--- START ---
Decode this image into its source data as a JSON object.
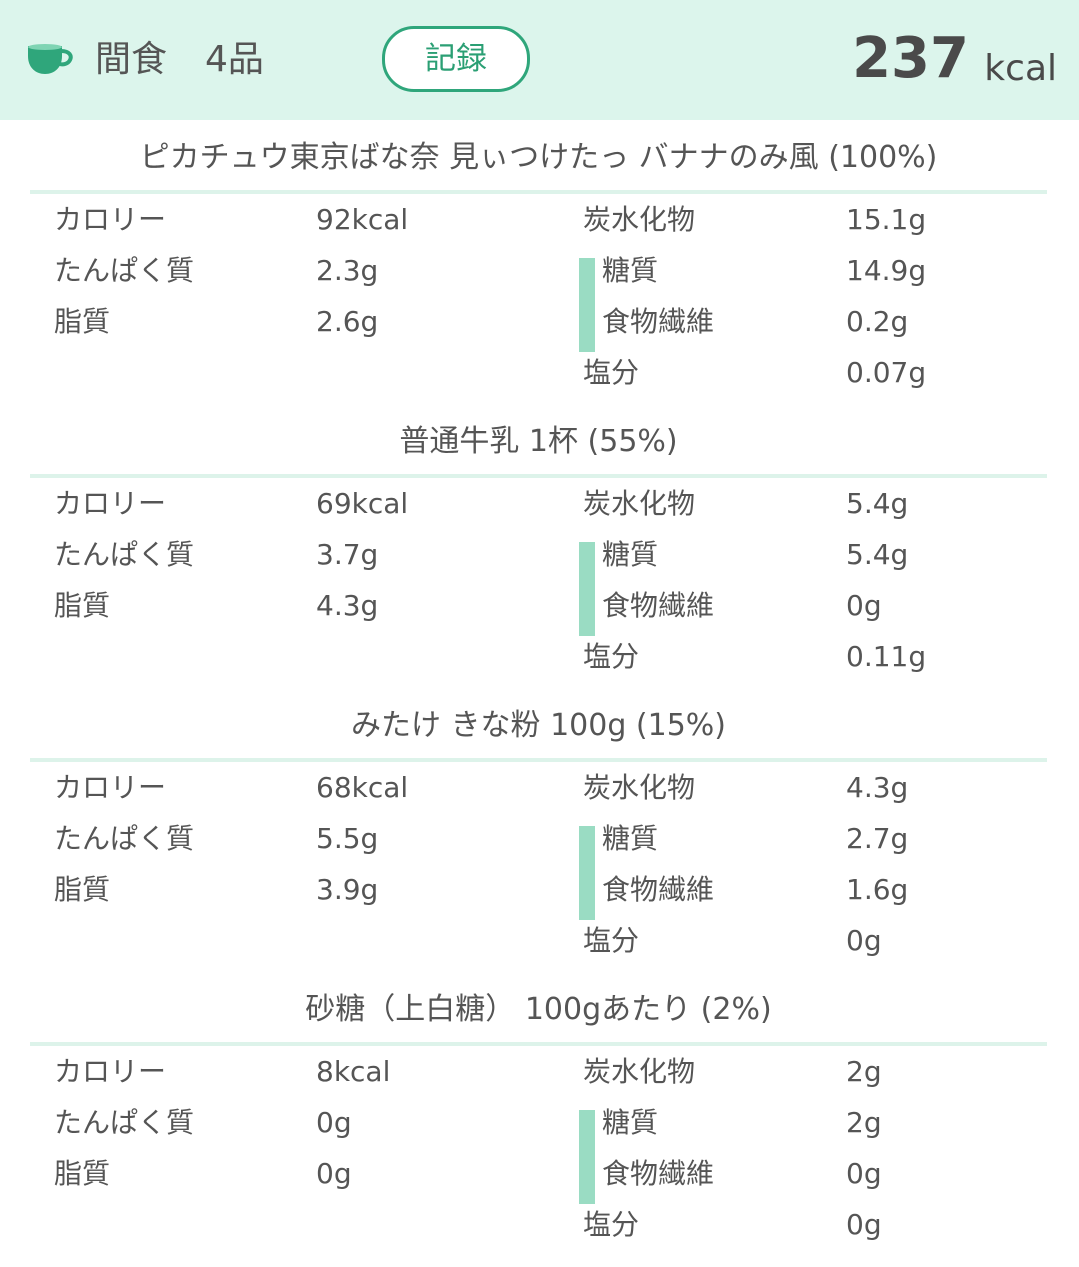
{
  "header": {
    "icon": "cup-icon",
    "meal_name": "間食",
    "item_count": "4品",
    "record_label": "記録",
    "total_kcal": "237",
    "total_unit": "kcal"
  },
  "foods": [
    {
      "title": "ピカチュウ東京ばな奈 見ぃつけたっ バナナのみ風 (100%)",
      "calorie_label": "カロリー",
      "calorie": "92kcal",
      "protein_label": "たんぱく質",
      "protein": "2.3g",
      "fat_label": "脂質",
      "fat": "2.6g",
      "carb_label": "炭水化物",
      "carb": "15.1g",
      "sugar_label": "糖質",
      "sugar": "14.9g",
      "fiber_label": "食物繊維",
      "fiber": "0.2g",
      "salt_label": "塩分",
      "salt": "0.07g"
    },
    {
      "title": "普通牛乳 1杯 (55%)",
      "calorie_label": "カロリー",
      "calorie": "69kcal",
      "protein_label": "たんぱく質",
      "protein": "3.7g",
      "fat_label": "脂質",
      "fat": "4.3g",
      "carb_label": "炭水化物",
      "carb": "5.4g",
      "sugar_label": "糖質",
      "sugar": "5.4g",
      "fiber_label": "食物繊維",
      "fiber": "0g",
      "salt_label": "塩分",
      "salt": "0.11g"
    },
    {
      "title": "みたけ きな粉 100g (15%)",
      "calorie_label": "カロリー",
      "calorie": "68kcal",
      "protein_label": "たんぱく質",
      "protein": "5.5g",
      "fat_label": "脂質",
      "fat": "3.9g",
      "carb_label": "炭水化物",
      "carb": "4.3g",
      "sugar_label": "糖質",
      "sugar": "2.7g",
      "fiber_label": "食物繊維",
      "fiber": "1.6g",
      "salt_label": "塩分",
      "salt": "0g"
    },
    {
      "title": "砂糖（上白糖） 100gあたり (2%)",
      "calorie_label": "カロリー",
      "calorie": "8kcal",
      "protein_label": "たんぱく質",
      "protein": "0g",
      "fat_label": "脂質",
      "fat": "0g",
      "carb_label": "炭水化物",
      "carb": "2g",
      "sugar_label": "糖質",
      "sugar": "2g",
      "fiber_label": "食物繊維",
      "fiber": "0g",
      "salt_label": "塩分",
      "salt": "0g"
    }
  ],
  "colors": {
    "header_bg": "#dcf5ec",
    "accent": "#2fa67b",
    "sub_bar": "#9adcc3",
    "divider": "#ddf3ea"
  }
}
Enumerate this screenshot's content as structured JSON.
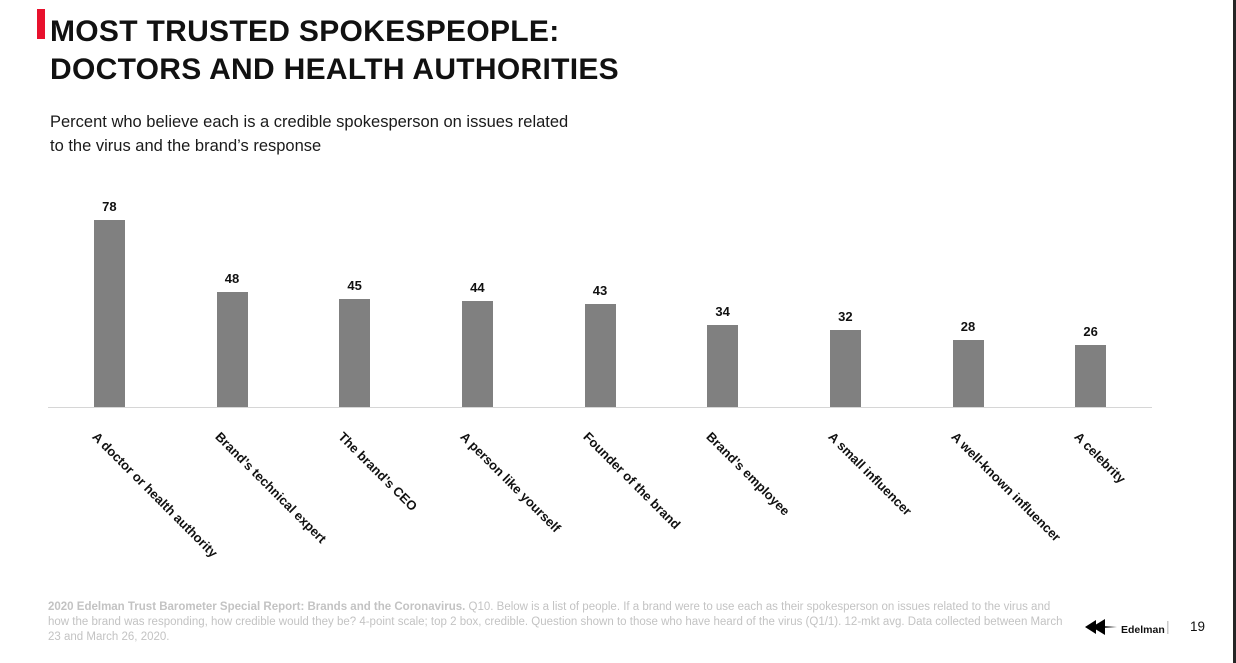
{
  "slide": {
    "title_line1": "MOST TRUSTED SPOKESPEOPLE:",
    "title_line2": "DOCTORS AND HEALTH AUTHORITIES",
    "subtitle_line1": "Percent who believe each is a credible spokesperson on issues related",
    "subtitle_line2": "to the virus and the brand’s response",
    "footer_bold": "2020 Edelman Trust Barometer Special Report: Brands and the Coronavirus.",
    "footer_rest": " Q10. Below is a list of people. If a brand were to use each as their spokesperson on issues related to the virus and how the brand was responding, how credible would they be? 4-point scale; top 2 box, credible. Question shown to those who have heard of the virus (Q1/1). 12-mkt avg. Data collected between March 23 and March 26, 2020.",
    "brand_name": "Edelman",
    "page_separator": "|",
    "page_number": "19"
  },
  "colors": {
    "accent_red": "#e8112d",
    "bar_gray": "#808080",
    "axis_gray": "#d6d6d6",
    "footer_gray": "#c3c3c3"
  },
  "chart_data": {
    "type": "bar",
    "categories": [
      "A doctor or health authority",
      "Brand’s technical expert",
      "The brand’s CEO",
      "A person like yourself",
      "Founder of the brand",
      "Brand’s employee",
      "A small influencer",
      "A well-known influencer",
      "A celebrity"
    ],
    "values": [
      78,
      48,
      45,
      44,
      43,
      34,
      32,
      28,
      26
    ],
    "title": "MOST TRUSTED SPOKESPEOPLE: DOCTORS AND HEALTH AUTHORITIES",
    "xlabel": "",
    "ylabel": "",
    "ylim": [
      0,
      100
    ],
    "grid": false,
    "legend": false,
    "bar_color": "#808080",
    "value_labels": true,
    "category_label_rotation_deg": 45
  }
}
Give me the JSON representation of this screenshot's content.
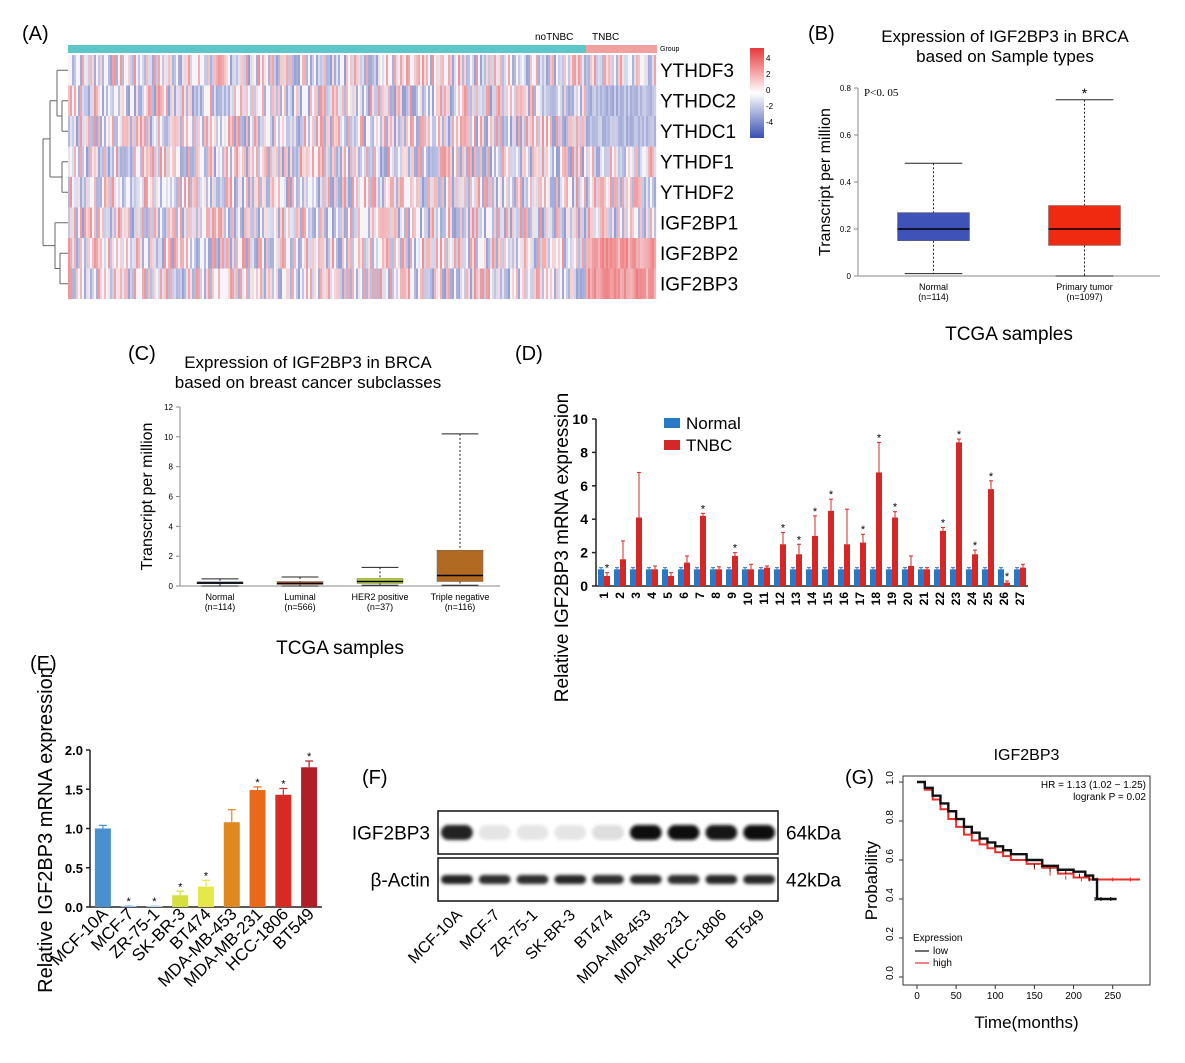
{
  "panel_labels": {
    "A": "(A)",
    "B": "(B)",
    "C": "(C)",
    "D": "(D)",
    "E": "(E)",
    "F": "(F)",
    "G": "(G)"
  },
  "chart_data": [
    {
      "panel": "A",
      "type": "heatmap",
      "rows": [
        "YTHDF3",
        "YTHDC2",
        "YTHDC1",
        "YTHDF1",
        "YTHDF2",
        "IGF2BP1",
        "IGF2BP2",
        "IGF2BP3"
      ],
      "groups": [
        {
          "name": "noTNBC",
          "color": "#5cc6c8"
        },
        {
          "name": "TNBC",
          "color": "#f0a09e"
        }
      ],
      "group_label": "Group",
      "colorscale": {
        "ticks": [
          "4",
          "2",
          "0",
          "-2",
          "-4"
        ],
        "high": "#e8383a",
        "mid": "#ffffff",
        "low": "#3a4fb0"
      }
    },
    {
      "panel": "B",
      "type": "box",
      "title_line1": "Expression of IGF2BP3 in BRCA",
      "title_line2": "based on Sample types",
      "ylabel": "Transcript per million",
      "xlabel": "TCGA samples",
      "ylim": [
        0,
        0.8
      ],
      "yticks": [
        "0",
        "0.2",
        "0.4",
        "0.6",
        "0.8"
      ],
      "annotation": "P<0. 05",
      "groups": [
        {
          "name": "Normal",
          "n": "(n=114)",
          "min": 0.01,
          "q1": 0.15,
          "median": 0.2,
          "q3": 0.27,
          "max": 0.48,
          "color": "#3e52b8",
          "sig": ""
        },
        {
          "name": "Primary tumor",
          "n": "(n=1097)",
          "min": 0.0,
          "q1": 0.13,
          "median": 0.2,
          "q3": 0.3,
          "max": 0.75,
          "color": "#f02a10",
          "sig": "*"
        }
      ]
    },
    {
      "panel": "C",
      "type": "box",
      "title_line1": "Expression of IGF2BP3 in BRCA",
      "title_line2": "based on breast cancer subclasses",
      "ylabel": "Transcript per million",
      "xlabel": "TCGA samples",
      "ylim": [
        0,
        12
      ],
      "yticks": [
        "0",
        "2",
        "4",
        "6",
        "8",
        "10",
        "12"
      ],
      "groups": [
        {
          "name": "Normal",
          "n": "(n=114)",
          "min": 0.0,
          "q1": 0.15,
          "median": 0.2,
          "q3": 0.28,
          "max": 0.48,
          "color": "#3e52b8"
        },
        {
          "name": "Luminal",
          "n": "(n=566)",
          "min": 0.0,
          "q1": 0.1,
          "median": 0.18,
          "q3": 0.3,
          "max": 0.6,
          "color": "#f06a20"
        },
        {
          "name": "HER2 positive",
          "n": "(n=37)",
          "min": 0.05,
          "q1": 0.18,
          "median": 0.3,
          "q3": 0.5,
          "max": 1.25,
          "color": "#b8d418"
        },
        {
          "name": "Triple negative",
          "n": "(n=116)",
          "min": 0.05,
          "q1": 0.3,
          "median": 0.7,
          "q3": 2.4,
          "max": 10.2,
          "color": "#b06a22"
        }
      ]
    },
    {
      "panel": "D",
      "type": "bar",
      "ylabel": "Relative IGF2BP3 mRNA expression",
      "ylim": [
        0,
        10
      ],
      "yticks": [
        "0",
        "2",
        "4",
        "6",
        "8",
        "10"
      ],
      "categories": [
        "1",
        "2",
        "3",
        "4",
        "5",
        "6",
        "7",
        "8",
        "9",
        "10",
        "11",
        "12",
        "13",
        "14",
        "15",
        "16",
        "17",
        "18",
        "19",
        "20",
        "21",
        "22",
        "23",
        "24",
        "25",
        "26",
        "27"
      ],
      "series": [
        {
          "name": "Normal",
          "color": "#2878c8",
          "values": [
            1,
            1,
            1,
            1,
            1,
            1,
            1,
            1,
            1,
            1,
            1,
            1,
            1,
            1,
            1,
            1,
            1,
            1,
            1,
            1,
            1,
            1,
            1,
            1,
            1,
            1,
            1
          ],
          "errors": [
            0.1,
            0.1,
            0.1,
            0.1,
            0.1,
            0.1,
            0.1,
            0.1,
            0.1,
            0.1,
            0.1,
            0.1,
            0.1,
            0.1,
            0.1,
            0.1,
            0.1,
            0.1,
            0.1,
            0.1,
            0.1,
            0.1,
            0.1,
            0.1,
            0.1,
            0.1,
            0.1
          ]
        },
        {
          "name": "TNBC",
          "color": "#d42828",
          "values": [
            0.6,
            1.6,
            4.1,
            1.0,
            0.6,
            1.4,
            4.2,
            1.0,
            1.8,
            1.0,
            1.1,
            2.5,
            1.9,
            3.0,
            4.5,
            2.5,
            2.6,
            6.8,
            4.1,
            1.2,
            1.0,
            3.3,
            8.6,
            1.9,
            5.8,
            0.2,
            1.1
          ],
          "errors": [
            0.2,
            1.1,
            2.7,
            0.2,
            0.2,
            0.4,
            0.15,
            0.15,
            0.2,
            0.3,
            0.1,
            0.7,
            0.6,
            1.2,
            0.7,
            2.1,
            0.5,
            1.8,
            0.35,
            0.6,
            0.1,
            0.2,
            0.2,
            0.25,
            0.5,
            0.1,
            0.2
          ]
        }
      ],
      "significant": [
        1,
        7,
        9,
        12,
        13,
        14,
        15,
        17,
        18,
        19,
        22,
        23,
        24,
        25,
        26
      ]
    },
    {
      "panel": "E",
      "type": "bar",
      "ylabel": "Relative IGF2BP3 mRNA expression",
      "ylim": [
        0,
        2.0
      ],
      "yticks": [
        "0.0",
        "0.5",
        "1.0",
        "1.5",
        "2.0"
      ],
      "categories": [
        "MCF-10A",
        "MCF-7",
        "ZR-75-1",
        "SK-BR-3",
        "BT474",
        "MDA-MB-453",
        "MDA-MB-231",
        "HCC-1806",
        "BT549"
      ],
      "values": [
        1.0,
        0.01,
        0.01,
        0.15,
        0.26,
        1.08,
        1.49,
        1.43,
        1.78
      ],
      "errors": [
        0.04,
        0.005,
        0.005,
        0.05,
        0.08,
        0.16,
        0.04,
        0.08,
        0.08
      ],
      "colors": [
        "#4a90d0",
        "#a0c8ee",
        "#b8ddf5",
        "#d4e040",
        "#e4e848",
        "#e08820",
        "#e86a18",
        "#d82a24",
        "#b01e28"
      ],
      "significant": [
        1,
        2,
        3,
        4,
        6,
        7,
        8
      ]
    },
    {
      "panel": "F",
      "type": "western-blot",
      "bands": [
        {
          "label": "IGF2BP3",
          "size": "64kDa",
          "intensities": [
            0.9,
            0.05,
            0.05,
            0.05,
            0.08,
            1,
            1,
            0.95,
            1
          ]
        },
        {
          "label": "β-Actin",
          "size": "42kDa",
          "intensities": [
            0.9,
            0.85,
            0.85,
            0.88,
            0.85,
            0.88,
            0.85,
            0.88,
            0.88
          ]
        }
      ],
      "lanes": [
        "MCF-10A",
        "MCF-7",
        "ZR-75-1",
        "SK-BR-3",
        "BT474",
        "MDA-MB-453",
        "MDA-MB-231",
        "HCC-1806",
        "BT549"
      ]
    },
    {
      "panel": "G",
      "type": "line",
      "title": "IGF2BP3",
      "xlabel": "Time(months)",
      "ylabel": "Probability",
      "xlim": [
        0,
        290
      ],
      "ylim": [
        0,
        1.0
      ],
      "xticks": [
        "0",
        "50",
        "100",
        "150",
        "200",
        "250"
      ],
      "yticks": [
        "0.0",
        "0.2",
        "0.4",
        "0.6",
        "0.8",
        "1.0"
      ],
      "hr_text": "HR = 1.13 (1.02 − 1.25)",
      "logrank_text": "logrank P = 0.02",
      "legend_title": "Expression",
      "series": [
        {
          "name": "low",
          "color": "#111111",
          "x": [
            0,
            10,
            20,
            30,
            40,
            50,
            60,
            70,
            80,
            90,
            100,
            110,
            120,
            140,
            160,
            180,
            200,
            215,
            225,
            230,
            240,
            255
          ],
          "y": [
            1.0,
            0.97,
            0.93,
            0.89,
            0.85,
            0.81,
            0.77,
            0.74,
            0.71,
            0.69,
            0.67,
            0.65,
            0.63,
            0.6,
            0.57,
            0.55,
            0.54,
            0.52,
            0.5,
            0.4,
            0.4,
            0.4
          ]
        },
        {
          "name": "high",
          "color": "#e8302a",
          "x": [
            0,
            10,
            20,
            30,
            40,
            50,
            60,
            70,
            80,
            90,
            100,
            110,
            120,
            140,
            160,
            180,
            200,
            220,
            240,
            260,
            285
          ],
          "y": [
            1.0,
            0.96,
            0.91,
            0.86,
            0.81,
            0.77,
            0.73,
            0.7,
            0.68,
            0.66,
            0.64,
            0.62,
            0.6,
            0.58,
            0.56,
            0.53,
            0.51,
            0.5,
            0.5,
            0.5,
            0.5
          ]
        }
      ]
    }
  ]
}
--- END ---
WORK REQUIRED. Which lines of the data contain the string "screenshot"? Copy each of them.

EXERCISE SOLUTION.
Enumerate this screenshot's content as structured JSON.
Give me the JSON representation of this screenshot's content.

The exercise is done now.